### EXERCISE
Lines with the word "msec" in them must be copied from the records below.

### SOURCE RECORDS

┌──

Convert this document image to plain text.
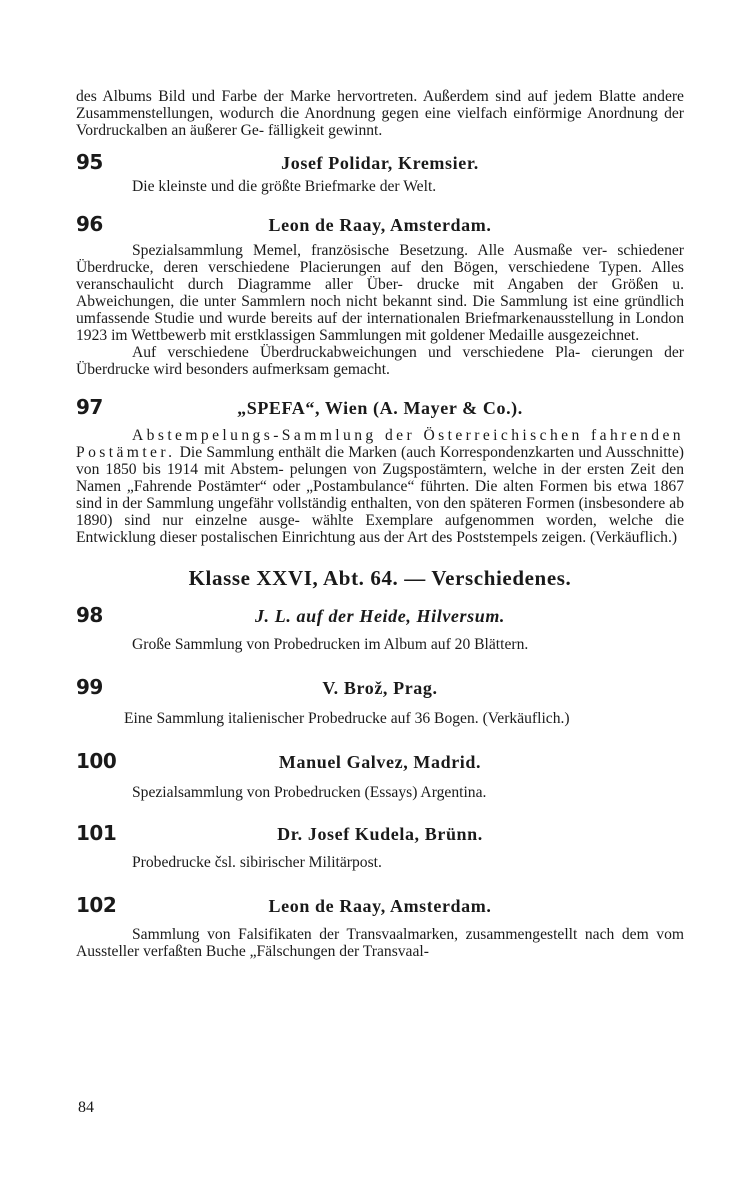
des Albums Bild und Farbe der Marke hervortreten. Außerdem sind auf jedem Blatte andere Zusammenstellungen, wodurch die Anordnung gegen eine vielfach einförmige Anordnung der Vordruckalben an äußerer Ge- fälligkeit gewinnt.

95	Josef Polidar, Kremsier.

Die kleinste und die größte Briefmarke der Welt.

96	Leon de Raay, Amsterdam.

Spezialsammlung Memel, französische Besetzung. Alle Ausmaße ver- schiedener Überdrucke, deren verschiedene Placierungen auf den Bögen, verschiedene Typen. Alles veranschaulicht durch Diagramme aller Über- drucke mit Angaben der Größen u. Abweichungen, die unter Sammlern noch nicht bekannt sind. Die Sammlung ist eine gründlich umfassende Studie und wurde bereits auf der internationalen Briefmarkenausstellung in London 1923 im Wettbewerb mit erstklassigen Sammlungen mit goldener Medaille ausgezeichnet.

Auf verschiedene Überdruckabweichungen und verschiedene Pla- cierungen der Überdrucke wird besonders aufmerksam gemacht.

97	„SPEFA“, Wien (A. Mayer & Co.).

Abstempelungs-Sammlung der Österreichischen fahrenden Postämter. Die Sammlung enthält die Marken (auch Korrespondenzkarten und Ausschnitte) von 1850 bis 1914 mit Abstem- pelungen von Zugspostämtern, welche in der ersten Zeit den Namen „Fahrende Postämter“ oder „Postambulance“ führten. Die alten Formen bis etwa 1867 sind in der Sammlung ungefähr vollständig enthalten, von den späteren Formen (insbesondere ab 1890) sind nur einzelne ausge- wählte Exemplare aufgenommen worden, welche die Entwicklung dieser postalischen Einrichtung aus der Art des Poststempels zeigen. (Verkäuflich.)

Klasse XXVI, Abt. 64. — Verschiedenes.

98	J. L. auf der Heide, Hilversum.

Große Sammlung von Probedrucken im Album auf 20 Blättern.

99	V. Brož, Prag.

Eine Sammlung italienischer Probedrucke auf 36 Bogen. (Verkäuflich.)

100	Manuel Galvez, Madrid.

Spezialsammlung von Probedrucken (Essays) Argentina.

101	Dr. Josef Kudela, Brünn.

Probedrucke čsl. sibirischer Militärpost.

102	Leon de Raay, Amsterdam.

Sammlung von Falsifikaten der Transvaalmarken, zusammengestellt nach dem vom Aussteller verfaßten Buche „Fälschungen der Transvaal-

84
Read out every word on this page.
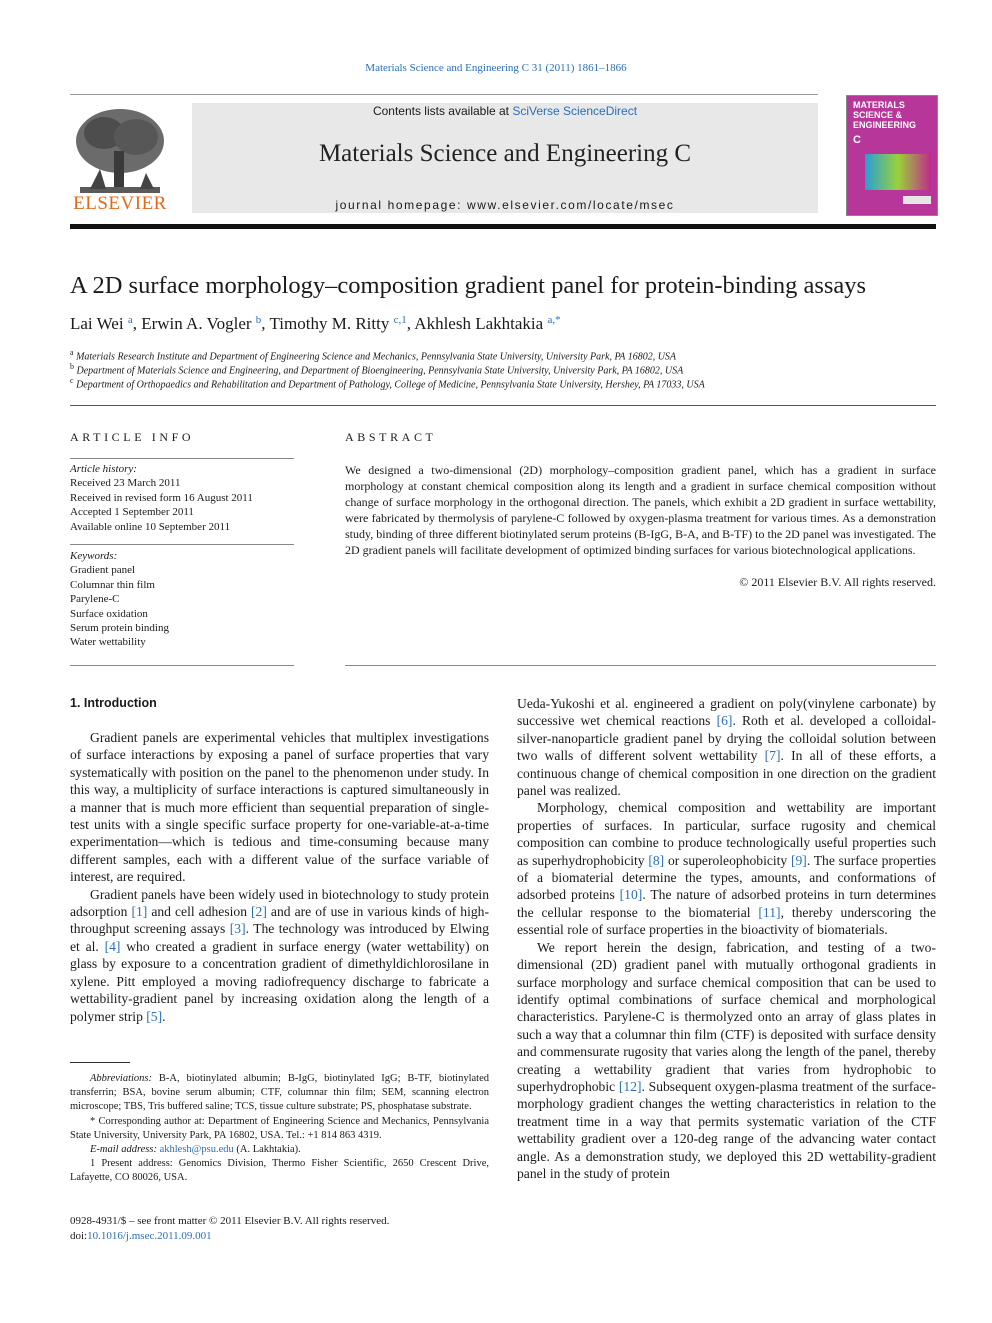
Materials Science and Engineering C 31 (2011) 1861–1866
ELSEVIER
Contents lists available at SciVerse ScienceDirect
Materials Science and Engineering C
journal homepage: www.elsevier.com/locate/msec
MATERIALS
SCIENCE &
ENGINEERING
C
A 2D surface morphology–composition gradient panel for protein-binding assays
Lai Wei $^a$, Erwin A. Vogler $^b$, Timothy M. Ritty $^{c,1}$, Akhlesh Lakhtakia $^{a,*}$
$^a$ Materials Research Institute and Department of Engineering Science and Mechanics, Pennsylvania State University, University Park, PA 16802, USA
$^b$ Department of Materials Science and Engineering, and Department of Bioengineering, Pennsylvania State University, University Park, PA 16802, USA
$^c$ Department of Orthopaedics and Rehabilitation and Department of Pathology, College of Medicine, Pennsylvania State University, Hershey, PA 17033, USA
ARTICLE INFO
Article history:
Received 23 March 2011
Received in revised form 16 August 2011
Accepted 1 September 2011
Available online 10 September 2011
Keywords:
Gradient panel
Columnar thin film
Parylene-C
Surface oxidation
Serum protein binding
Water wettability
ABSTRACT
We designed a two-dimensional (2D) morphology–composition gradient panel, which has a gradient in surface morphology at constant chemical composition along its length and a gradient in surface chemical composition without change of surface morphology in the orthogonal direction. The panels, which exhibit a 2D gradient in surface wettability, were fabricated by thermolysis of parylene-C followed by oxygen-plasma treatment for various times. As a demonstration study, binding of three different biotinylated serum proteins (B-IgG, B-A, and B-TF) to the 2D panel was investigated. The 2D gradient panels will facilitate development of optimized binding surfaces for various biotechnological applications.
© 2011 Elsevier B.V. All rights reserved.
1. Introduction

Gradient panels are experimental vehicles that multiplex investigations of surface interactions by exposing a panel of surface properties that vary systematically with position on the panel to the phenomenon under study. In this way, a multiplicity of surface interactions is captured simultaneously in a manner that is much more efficient than sequential preparation of single-test units with a single specific surface property for one-variable-at-a-time experimentation—which is tedious and time-consuming because many different samples, each with a different value of the surface variable of interest, are required.

Gradient panels have been widely used in biotechnology to study protein adsorption [1] and cell adhesion [2] and are of use in various kinds of high-throughput screening assays [3]. The technology was introduced by Elwing et al. [4] who created a gradient in surface energy (water wettability) on glass by exposure to a concentration gradient of dimethyldichlorosilane in xylene. Pitt employed a moving radiofrequency discharge to fabricate a wettability-gradient panel by increasing oxidation along the length of a polymer strip [5].

Abbreviations: B-A, biotinylated albumin; B-IgG, biotinylated IgG; B-TF, biotinylated transferrin; BSA, bovine serum albumin; CTF, columnar thin film; SEM, scanning electron microscope; TBS, Tris buffered saline; TCS, tissue culture substrate; PS, phosphatase substrate.

* Corresponding author at: Department of Engineering Science and Mechanics, Pennsylvania State University, University Park, PA 16802, USA. Tel.: +1 814 863 4319.

E-mail address: akhlesh@psu.edu (A. Lakhtakia).

1 Present address: Genomics Division, Thermo Fisher Scientific, 2650 Crescent Drive, Lafayette, CO 80026, USA.

0928-4931/$ – see front matter © 2011 Elsevier B.V. All rights reserved.
doi:10.1016/j.msec.2011.09.001

Ueda-Yukoshi et al. engineered a gradient on poly(vinylene carbonate) by successive wet chemical reactions [6]. Roth et al. developed a colloidal-silver-nanoparticle gradient panel by drying the colloidal solution between two walls of different solvent wettability [7]. In all of these efforts, a continuous change of chemical composition in one direction on the gradient panel was realized.

Morphology, chemical composition and wettability are important properties of surfaces. In particular, surface rugosity and chemical composition can combine to produce technologically useful properties such as superhydrophobicity [8] or superoleophobicity [9]. The surface properties of a biomaterial determine the types, amounts, and conformations of adsorbed proteins [10]. The nature of adsorbed proteins in turn determines the cellular response to the biomaterial [11], thereby underscoring the essential role of surface properties in the bioactivity of biomaterials.

We report herein the design, fabrication, and testing of a two-dimensional (2D) gradient panel with mutually orthogonal gradients in surface morphology and surface chemical composition that can be used to identify optimal combinations of surface chemical and morphological characteristics. Parylene-C is thermolyzed onto an array of glass plates in such a way that a columnar thin film (CTF) is deposited with surface density and commensurate rugosity that varies along the length of the panel, thereby creating a wettability gradient that varies from hydrophobic to superhydrophobic [12]. Subsequent oxygen-plasma treatment of the surface-morphology gradient changes the wetting characteristics in relation to the treatment time in a way that permits systematic variation of the CTF wettability gradient over a 120-deg range of the advancing water contact angle. As a demonstration study, we deployed this 2D wettability-gradient panel in the study of protein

└──

### REPLY
journal homepage: www.elsevier.com/locate/msec
doi:10.1016/j.msec.2011.09.001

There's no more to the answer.